- **Exercise details**: In full and without alteration, give the listing again.

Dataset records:
++++
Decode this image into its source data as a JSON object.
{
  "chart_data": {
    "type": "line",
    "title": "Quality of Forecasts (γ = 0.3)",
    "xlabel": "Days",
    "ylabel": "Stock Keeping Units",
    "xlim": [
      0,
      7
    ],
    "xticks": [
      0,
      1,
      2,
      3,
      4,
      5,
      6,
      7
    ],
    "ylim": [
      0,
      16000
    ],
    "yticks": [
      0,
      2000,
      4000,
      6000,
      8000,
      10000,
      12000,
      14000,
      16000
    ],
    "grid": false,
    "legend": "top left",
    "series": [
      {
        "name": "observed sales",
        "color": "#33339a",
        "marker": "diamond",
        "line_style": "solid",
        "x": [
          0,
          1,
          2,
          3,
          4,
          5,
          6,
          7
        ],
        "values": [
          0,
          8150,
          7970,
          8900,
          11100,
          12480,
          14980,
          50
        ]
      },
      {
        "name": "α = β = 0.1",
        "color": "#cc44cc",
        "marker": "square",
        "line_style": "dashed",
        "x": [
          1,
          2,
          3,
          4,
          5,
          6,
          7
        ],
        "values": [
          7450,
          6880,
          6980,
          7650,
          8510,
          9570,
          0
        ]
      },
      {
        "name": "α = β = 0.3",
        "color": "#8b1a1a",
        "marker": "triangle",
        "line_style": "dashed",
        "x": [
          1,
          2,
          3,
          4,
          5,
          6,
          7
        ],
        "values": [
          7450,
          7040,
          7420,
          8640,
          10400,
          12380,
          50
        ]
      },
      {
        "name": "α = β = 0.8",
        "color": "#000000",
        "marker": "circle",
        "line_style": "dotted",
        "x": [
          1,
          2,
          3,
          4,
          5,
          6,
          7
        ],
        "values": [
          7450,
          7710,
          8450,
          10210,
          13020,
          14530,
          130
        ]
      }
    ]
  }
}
++++
- **Correct response**:
Decode this image into its source data as a JSON object.
{
  "chart_data": {
    "type": "line",
    "title": "Quality of Forecasts (γ = 0.3)",
    "xlabel": "Days",
    "ylabel": "Stock Keeping Units",
    "xlim": [
      0,
      7
    ],
    "xticks": [
      0,
      1,
      2,
      3,
      4,
      5,
      6,
      7
    ],
    "ylim": [
      0,
      16000
    ],
    "yticks": [
      0,
      2000,
      4000,
      6000,
      8000,
      10000,
      12000,
      14000,
      16000
    ],
    "grid": false,
    "legend": "top left",
    "series": [
      {
        "name": "observed sales",
        "color": "#33339a",
        "marker": "diamond",
        "line_style": "solid",
        "x": [
          0,
          1,
          2,
          3,
          4,
          5,
          6,
          7
        ],
        "values": [
          0,
          8150,
          7970,
          8900,
          11100,
          12480,
          14980,
          50
        ]
      },
      {
        "name": "α = β = 0.1",
        "color": "#cc44cc",
        "marker": "square",
        "line_style": "dashed",
        "x": [
          1,
          2,
          3,
          4,
          5,
          6,
          7
        ],
        "values": [
          7450,
          6880,
          6980,
          7650,
          8510,
          9570,
          0
        ]
      },
      {
        "name": "α = β = 0.3",
        "color": "#8b1a1a",
        "marker": "triangle",
        "line_style": "dashed",
        "x": [
          1,
          2,
          3,
          4,
          5,
          6,
          7
        ],
        "values": [
          7450,
          7040,
          7420,
          8640,
          10400,
          12380,
          50
        ]
      },
      {
        "name": "α = β = 0.8",
        "color": "#000000",
        "marker": "circle",
        "line_style": "dotted",
        "x": [
          1,
          2,
          3,
          4,
          5,
          6,
          7
        ],
        "values": [
          7450,
          7710,
          8450,
          10210,
          13020,
          14530,
          130
        ]
      }
    ]
  }
}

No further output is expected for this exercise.